::: Information shown :::
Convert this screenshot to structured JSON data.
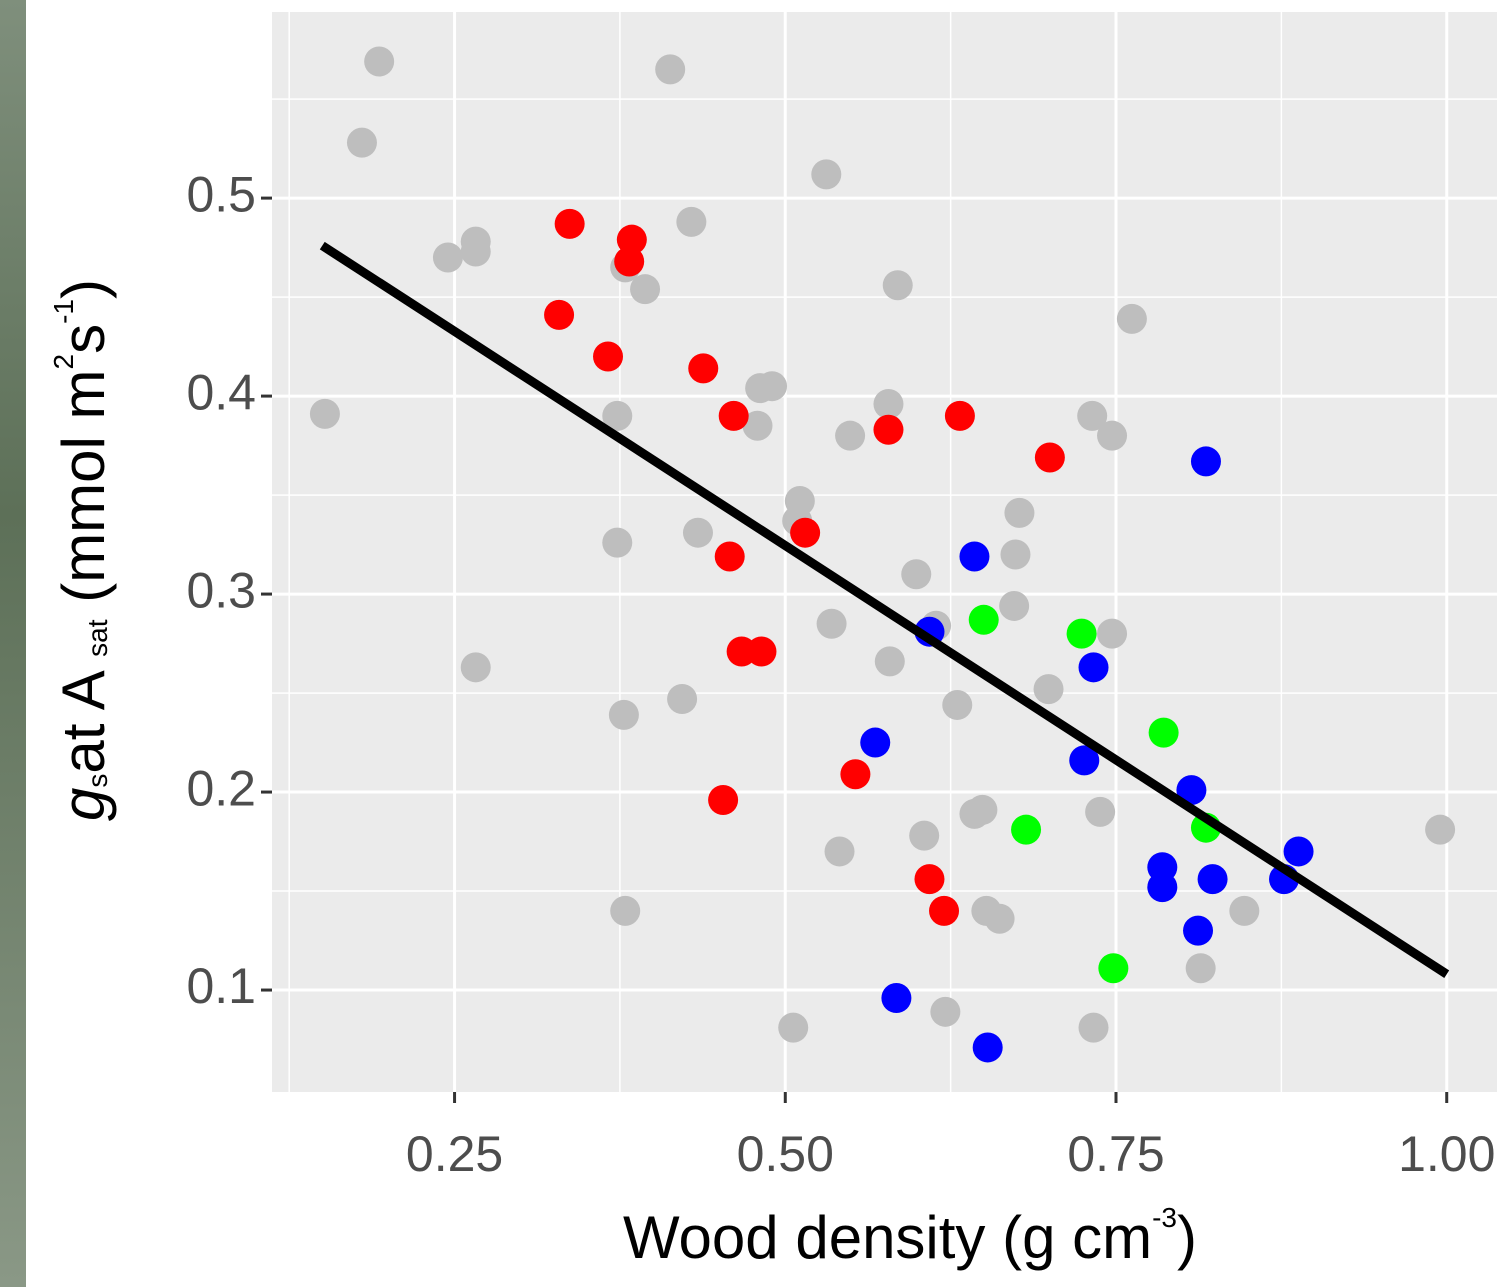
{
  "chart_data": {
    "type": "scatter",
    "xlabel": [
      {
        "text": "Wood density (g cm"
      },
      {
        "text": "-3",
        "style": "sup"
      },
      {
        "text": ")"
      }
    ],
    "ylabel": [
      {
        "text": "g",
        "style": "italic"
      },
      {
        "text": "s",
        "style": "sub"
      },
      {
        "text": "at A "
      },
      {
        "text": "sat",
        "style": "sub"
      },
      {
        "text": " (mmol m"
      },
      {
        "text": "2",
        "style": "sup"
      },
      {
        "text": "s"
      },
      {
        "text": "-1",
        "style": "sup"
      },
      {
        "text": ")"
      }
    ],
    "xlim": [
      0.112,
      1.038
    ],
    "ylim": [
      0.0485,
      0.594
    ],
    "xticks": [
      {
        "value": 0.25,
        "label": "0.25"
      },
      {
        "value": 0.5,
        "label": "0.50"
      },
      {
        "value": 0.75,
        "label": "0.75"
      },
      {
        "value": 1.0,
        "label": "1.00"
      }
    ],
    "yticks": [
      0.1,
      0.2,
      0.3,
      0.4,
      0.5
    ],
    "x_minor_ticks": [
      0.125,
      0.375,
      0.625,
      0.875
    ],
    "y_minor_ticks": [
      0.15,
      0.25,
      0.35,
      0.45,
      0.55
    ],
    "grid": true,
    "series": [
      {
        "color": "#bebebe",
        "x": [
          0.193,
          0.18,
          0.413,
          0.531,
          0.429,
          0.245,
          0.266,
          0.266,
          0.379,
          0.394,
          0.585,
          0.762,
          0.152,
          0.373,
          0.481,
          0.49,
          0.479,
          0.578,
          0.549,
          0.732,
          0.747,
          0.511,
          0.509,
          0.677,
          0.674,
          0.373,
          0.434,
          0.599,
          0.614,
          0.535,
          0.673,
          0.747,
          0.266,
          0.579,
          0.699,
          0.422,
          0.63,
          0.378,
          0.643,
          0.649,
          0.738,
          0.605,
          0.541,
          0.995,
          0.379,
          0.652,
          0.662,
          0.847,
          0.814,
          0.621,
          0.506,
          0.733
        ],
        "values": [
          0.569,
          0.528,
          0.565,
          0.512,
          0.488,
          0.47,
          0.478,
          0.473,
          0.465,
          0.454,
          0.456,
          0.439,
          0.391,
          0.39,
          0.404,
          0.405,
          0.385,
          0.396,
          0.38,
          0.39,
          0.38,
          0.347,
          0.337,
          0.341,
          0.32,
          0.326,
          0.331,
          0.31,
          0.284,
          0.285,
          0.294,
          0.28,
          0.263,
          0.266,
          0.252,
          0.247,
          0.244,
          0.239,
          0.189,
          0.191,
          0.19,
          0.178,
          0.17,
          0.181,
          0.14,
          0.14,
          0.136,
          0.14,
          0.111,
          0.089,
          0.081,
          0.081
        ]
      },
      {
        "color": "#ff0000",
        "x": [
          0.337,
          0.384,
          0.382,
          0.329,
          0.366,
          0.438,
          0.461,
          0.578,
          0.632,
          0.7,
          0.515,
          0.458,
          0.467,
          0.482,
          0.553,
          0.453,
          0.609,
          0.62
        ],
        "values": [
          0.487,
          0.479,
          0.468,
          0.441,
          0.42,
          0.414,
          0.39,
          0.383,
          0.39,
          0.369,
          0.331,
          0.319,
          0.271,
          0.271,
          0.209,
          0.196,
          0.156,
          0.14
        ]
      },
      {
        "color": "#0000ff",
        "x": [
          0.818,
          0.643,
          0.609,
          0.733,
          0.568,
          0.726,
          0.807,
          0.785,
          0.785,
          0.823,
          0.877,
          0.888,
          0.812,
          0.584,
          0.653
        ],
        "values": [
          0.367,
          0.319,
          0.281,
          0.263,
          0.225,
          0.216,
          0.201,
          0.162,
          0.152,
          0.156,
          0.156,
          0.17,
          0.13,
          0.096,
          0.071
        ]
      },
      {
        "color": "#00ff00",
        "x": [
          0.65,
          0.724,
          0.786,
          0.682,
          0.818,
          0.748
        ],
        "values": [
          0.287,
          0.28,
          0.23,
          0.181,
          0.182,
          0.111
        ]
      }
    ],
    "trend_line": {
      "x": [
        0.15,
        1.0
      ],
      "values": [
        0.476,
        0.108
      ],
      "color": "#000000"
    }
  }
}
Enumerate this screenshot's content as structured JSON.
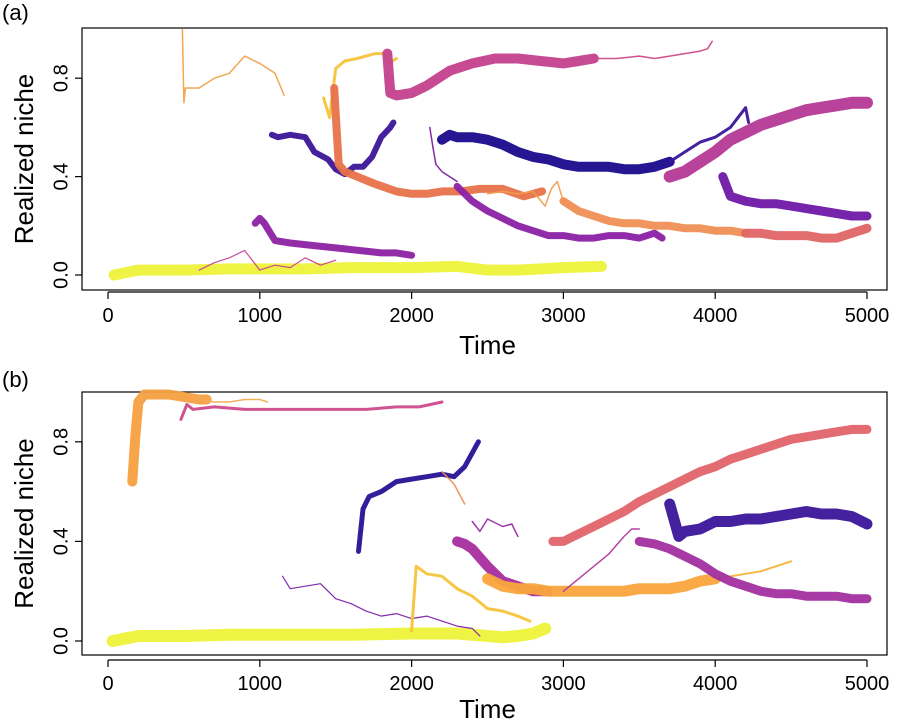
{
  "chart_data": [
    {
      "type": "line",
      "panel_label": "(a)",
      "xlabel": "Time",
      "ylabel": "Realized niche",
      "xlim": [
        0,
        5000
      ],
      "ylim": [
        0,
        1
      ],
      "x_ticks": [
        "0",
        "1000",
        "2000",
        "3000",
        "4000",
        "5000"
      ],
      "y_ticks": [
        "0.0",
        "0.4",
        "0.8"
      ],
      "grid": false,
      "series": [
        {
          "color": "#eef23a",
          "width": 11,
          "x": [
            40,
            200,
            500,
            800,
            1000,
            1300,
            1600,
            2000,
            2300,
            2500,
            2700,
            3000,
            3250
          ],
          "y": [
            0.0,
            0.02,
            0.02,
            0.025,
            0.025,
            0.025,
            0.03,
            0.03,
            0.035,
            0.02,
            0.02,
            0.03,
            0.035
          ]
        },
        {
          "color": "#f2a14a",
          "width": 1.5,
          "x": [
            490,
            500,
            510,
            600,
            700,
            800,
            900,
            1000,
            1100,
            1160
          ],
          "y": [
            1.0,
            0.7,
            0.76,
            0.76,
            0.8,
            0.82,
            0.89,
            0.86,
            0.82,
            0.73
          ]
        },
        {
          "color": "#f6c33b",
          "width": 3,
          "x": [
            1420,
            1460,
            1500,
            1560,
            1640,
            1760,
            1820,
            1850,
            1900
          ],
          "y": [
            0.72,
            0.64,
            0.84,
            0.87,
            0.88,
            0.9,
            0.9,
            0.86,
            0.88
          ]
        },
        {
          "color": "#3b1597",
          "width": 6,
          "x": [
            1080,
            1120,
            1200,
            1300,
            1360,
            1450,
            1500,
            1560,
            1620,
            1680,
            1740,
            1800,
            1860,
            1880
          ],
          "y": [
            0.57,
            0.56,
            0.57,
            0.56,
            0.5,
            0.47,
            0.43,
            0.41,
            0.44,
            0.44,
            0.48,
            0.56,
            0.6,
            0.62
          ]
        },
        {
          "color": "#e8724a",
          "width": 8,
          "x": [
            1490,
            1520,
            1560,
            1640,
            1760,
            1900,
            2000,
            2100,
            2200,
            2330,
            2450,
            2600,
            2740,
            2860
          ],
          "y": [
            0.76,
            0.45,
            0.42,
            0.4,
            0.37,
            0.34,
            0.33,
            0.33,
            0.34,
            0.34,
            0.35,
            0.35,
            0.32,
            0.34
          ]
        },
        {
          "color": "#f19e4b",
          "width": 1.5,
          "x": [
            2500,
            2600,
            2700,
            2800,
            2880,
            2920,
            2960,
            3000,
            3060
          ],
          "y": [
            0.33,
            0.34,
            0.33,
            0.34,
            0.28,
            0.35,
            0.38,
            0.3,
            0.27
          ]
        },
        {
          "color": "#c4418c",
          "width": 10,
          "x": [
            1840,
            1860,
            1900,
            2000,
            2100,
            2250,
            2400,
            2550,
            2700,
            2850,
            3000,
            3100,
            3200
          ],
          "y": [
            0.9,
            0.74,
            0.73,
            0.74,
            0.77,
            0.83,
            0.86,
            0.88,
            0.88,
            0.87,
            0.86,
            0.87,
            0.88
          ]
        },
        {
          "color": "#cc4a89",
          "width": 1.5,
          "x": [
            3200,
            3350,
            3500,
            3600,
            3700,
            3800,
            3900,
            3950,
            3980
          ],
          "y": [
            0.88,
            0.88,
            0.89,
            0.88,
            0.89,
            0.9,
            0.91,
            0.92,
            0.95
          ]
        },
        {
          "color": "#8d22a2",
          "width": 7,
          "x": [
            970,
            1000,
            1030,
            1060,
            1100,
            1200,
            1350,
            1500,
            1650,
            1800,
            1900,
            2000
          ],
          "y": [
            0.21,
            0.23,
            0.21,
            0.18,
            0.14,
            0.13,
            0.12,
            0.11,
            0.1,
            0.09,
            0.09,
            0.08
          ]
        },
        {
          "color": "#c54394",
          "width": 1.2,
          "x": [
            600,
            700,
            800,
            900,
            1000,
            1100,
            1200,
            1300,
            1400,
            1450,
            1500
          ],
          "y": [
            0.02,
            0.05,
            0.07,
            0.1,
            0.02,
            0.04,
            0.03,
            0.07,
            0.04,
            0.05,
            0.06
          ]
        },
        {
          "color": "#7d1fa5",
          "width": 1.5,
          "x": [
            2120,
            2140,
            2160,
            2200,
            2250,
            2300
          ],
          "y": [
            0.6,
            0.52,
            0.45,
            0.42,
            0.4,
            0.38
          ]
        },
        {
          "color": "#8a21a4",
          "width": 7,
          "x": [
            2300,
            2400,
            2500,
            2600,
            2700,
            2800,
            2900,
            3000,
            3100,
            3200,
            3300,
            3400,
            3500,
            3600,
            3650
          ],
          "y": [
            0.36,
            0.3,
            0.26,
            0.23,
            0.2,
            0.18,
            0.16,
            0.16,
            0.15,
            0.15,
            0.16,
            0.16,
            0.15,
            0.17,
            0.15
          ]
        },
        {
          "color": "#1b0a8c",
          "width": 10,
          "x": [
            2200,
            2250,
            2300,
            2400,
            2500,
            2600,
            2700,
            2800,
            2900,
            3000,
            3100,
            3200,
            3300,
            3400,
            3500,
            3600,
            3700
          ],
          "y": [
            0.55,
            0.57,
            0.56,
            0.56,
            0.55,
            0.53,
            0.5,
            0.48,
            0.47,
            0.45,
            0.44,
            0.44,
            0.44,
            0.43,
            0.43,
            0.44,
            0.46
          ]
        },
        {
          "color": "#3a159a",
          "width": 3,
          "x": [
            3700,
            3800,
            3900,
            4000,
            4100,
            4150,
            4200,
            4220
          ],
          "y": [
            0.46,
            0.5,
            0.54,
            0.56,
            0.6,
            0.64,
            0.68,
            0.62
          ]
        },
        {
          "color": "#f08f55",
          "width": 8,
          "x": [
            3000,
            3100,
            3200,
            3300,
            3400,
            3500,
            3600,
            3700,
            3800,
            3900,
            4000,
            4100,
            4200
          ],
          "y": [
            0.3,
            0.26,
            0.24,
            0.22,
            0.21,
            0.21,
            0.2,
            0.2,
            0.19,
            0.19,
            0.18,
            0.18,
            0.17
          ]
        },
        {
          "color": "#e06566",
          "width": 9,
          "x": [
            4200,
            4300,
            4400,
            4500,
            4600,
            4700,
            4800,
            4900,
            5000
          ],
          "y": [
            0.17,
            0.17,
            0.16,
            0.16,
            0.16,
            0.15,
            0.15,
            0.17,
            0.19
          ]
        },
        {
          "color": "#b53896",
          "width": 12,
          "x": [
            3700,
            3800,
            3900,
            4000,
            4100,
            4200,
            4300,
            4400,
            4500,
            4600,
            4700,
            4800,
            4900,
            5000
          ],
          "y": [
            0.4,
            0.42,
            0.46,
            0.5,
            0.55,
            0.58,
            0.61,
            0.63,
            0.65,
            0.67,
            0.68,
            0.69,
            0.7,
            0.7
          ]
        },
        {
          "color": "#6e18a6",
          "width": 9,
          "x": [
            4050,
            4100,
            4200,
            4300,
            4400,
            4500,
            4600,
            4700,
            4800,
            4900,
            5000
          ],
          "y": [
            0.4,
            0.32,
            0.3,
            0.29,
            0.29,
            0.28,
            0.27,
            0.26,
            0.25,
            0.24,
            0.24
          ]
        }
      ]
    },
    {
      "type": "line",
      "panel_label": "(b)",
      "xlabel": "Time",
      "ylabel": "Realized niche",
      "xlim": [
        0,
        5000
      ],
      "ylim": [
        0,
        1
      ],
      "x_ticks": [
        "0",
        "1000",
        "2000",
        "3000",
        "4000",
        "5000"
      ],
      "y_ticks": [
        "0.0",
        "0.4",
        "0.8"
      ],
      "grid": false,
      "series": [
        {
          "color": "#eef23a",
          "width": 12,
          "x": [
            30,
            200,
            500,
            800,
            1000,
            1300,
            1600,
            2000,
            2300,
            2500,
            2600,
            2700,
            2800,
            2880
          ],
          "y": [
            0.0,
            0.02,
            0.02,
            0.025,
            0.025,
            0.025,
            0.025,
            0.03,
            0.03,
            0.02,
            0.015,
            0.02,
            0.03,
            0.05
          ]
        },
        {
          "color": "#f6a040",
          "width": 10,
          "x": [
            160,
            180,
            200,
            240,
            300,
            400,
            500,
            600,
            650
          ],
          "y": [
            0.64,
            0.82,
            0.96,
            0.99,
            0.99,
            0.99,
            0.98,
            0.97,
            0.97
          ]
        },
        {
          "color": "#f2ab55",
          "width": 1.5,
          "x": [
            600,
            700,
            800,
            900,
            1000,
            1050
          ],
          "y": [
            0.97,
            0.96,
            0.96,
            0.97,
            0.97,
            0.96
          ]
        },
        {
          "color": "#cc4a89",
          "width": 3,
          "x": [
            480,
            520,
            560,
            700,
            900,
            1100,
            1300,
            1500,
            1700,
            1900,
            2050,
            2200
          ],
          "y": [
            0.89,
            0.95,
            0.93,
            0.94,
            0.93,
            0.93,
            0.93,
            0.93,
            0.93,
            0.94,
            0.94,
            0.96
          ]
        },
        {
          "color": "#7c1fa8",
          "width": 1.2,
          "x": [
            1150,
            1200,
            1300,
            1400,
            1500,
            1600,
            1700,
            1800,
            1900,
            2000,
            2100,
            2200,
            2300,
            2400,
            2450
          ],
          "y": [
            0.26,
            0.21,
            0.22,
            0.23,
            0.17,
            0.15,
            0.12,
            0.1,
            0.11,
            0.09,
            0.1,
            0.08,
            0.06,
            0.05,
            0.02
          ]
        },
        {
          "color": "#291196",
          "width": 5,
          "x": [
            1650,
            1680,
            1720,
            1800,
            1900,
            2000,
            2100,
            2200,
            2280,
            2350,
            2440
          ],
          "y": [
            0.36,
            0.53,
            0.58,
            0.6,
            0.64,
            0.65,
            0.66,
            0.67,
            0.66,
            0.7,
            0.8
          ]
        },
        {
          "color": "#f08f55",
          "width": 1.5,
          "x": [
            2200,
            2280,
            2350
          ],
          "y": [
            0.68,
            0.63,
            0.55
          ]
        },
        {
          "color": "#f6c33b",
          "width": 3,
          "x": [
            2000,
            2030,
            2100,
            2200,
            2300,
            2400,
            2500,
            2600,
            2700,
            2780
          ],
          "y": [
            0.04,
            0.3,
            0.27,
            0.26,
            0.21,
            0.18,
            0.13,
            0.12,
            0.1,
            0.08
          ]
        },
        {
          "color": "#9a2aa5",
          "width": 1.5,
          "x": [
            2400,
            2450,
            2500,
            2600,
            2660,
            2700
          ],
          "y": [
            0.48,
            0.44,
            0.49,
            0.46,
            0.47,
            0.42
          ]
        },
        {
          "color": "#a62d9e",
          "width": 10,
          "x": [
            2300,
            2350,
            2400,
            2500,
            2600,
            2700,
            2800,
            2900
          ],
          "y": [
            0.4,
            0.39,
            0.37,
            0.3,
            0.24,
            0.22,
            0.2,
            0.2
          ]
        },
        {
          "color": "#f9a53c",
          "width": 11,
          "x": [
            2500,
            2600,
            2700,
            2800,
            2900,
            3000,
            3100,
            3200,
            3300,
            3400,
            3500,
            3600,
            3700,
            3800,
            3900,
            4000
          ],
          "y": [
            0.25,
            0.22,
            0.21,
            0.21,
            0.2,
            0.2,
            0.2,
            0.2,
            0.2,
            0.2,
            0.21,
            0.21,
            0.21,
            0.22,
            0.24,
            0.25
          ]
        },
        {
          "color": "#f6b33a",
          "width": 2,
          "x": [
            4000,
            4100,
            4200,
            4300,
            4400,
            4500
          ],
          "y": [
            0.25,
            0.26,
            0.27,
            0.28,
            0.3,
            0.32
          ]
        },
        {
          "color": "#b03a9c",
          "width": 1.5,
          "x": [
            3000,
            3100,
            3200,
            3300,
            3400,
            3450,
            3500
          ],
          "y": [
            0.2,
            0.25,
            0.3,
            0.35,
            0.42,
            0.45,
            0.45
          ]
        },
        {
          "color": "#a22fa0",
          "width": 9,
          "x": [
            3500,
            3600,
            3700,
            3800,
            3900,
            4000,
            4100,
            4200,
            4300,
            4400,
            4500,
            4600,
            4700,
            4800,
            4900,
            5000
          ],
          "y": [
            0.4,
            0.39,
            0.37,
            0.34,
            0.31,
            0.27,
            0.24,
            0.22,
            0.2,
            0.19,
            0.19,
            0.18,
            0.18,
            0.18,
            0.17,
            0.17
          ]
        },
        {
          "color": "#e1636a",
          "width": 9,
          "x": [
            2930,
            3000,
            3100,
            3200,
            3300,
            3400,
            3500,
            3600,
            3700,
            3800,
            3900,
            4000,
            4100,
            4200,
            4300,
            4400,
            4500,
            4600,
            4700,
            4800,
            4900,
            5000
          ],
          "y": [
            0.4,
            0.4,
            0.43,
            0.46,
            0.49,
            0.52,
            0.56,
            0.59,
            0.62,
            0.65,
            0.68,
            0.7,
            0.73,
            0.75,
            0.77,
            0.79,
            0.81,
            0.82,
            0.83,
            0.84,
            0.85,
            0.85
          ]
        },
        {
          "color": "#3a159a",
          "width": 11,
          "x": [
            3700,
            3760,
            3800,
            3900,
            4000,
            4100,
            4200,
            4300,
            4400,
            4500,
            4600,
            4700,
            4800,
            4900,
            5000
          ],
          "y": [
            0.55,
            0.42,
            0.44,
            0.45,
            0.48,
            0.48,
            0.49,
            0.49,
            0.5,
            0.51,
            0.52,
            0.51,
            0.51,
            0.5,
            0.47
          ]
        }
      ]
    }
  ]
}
:::
#### [Requirements]
For the data above, state only how many lines include the word "this".

#### [Response]
2